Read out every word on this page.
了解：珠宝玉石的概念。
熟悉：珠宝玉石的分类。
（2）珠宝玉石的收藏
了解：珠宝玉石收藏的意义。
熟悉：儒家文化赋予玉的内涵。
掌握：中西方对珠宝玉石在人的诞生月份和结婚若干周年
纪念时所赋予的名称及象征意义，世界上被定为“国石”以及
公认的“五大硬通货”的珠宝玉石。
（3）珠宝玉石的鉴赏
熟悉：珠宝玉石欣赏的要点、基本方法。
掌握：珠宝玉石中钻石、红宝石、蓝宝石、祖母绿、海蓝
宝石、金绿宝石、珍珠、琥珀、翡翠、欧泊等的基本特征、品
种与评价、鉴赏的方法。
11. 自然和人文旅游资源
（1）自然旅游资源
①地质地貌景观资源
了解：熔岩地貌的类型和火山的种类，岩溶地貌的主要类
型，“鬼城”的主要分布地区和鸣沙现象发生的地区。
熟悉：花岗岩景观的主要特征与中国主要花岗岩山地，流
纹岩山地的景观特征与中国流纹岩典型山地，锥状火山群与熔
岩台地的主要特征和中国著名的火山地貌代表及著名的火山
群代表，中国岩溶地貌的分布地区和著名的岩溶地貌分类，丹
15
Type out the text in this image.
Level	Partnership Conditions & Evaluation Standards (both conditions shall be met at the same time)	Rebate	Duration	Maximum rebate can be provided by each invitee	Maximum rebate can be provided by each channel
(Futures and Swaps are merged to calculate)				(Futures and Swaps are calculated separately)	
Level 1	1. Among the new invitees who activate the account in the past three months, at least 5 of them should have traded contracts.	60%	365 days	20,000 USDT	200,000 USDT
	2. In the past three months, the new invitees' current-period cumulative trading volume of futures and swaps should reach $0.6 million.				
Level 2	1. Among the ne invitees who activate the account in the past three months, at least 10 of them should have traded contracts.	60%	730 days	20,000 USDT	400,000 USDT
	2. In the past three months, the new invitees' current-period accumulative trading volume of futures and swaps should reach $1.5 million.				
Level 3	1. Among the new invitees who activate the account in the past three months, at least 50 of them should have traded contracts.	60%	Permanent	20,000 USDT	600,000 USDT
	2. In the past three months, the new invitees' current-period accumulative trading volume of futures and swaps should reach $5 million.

★ ★ ★

Copy each line from the data above that includes "days".

Level 1	1. Among the new invitees who activate the account in the past three months, at least 5 of them should have traded contracts.	60%	365 days	20,000 USDT	200,000 USDT
Level 2	1. Among the ne invitees who activate the account in the past three months, at least 10 of them should have traded contracts.	60%	730 days	20,000 USDT	400,000 USDT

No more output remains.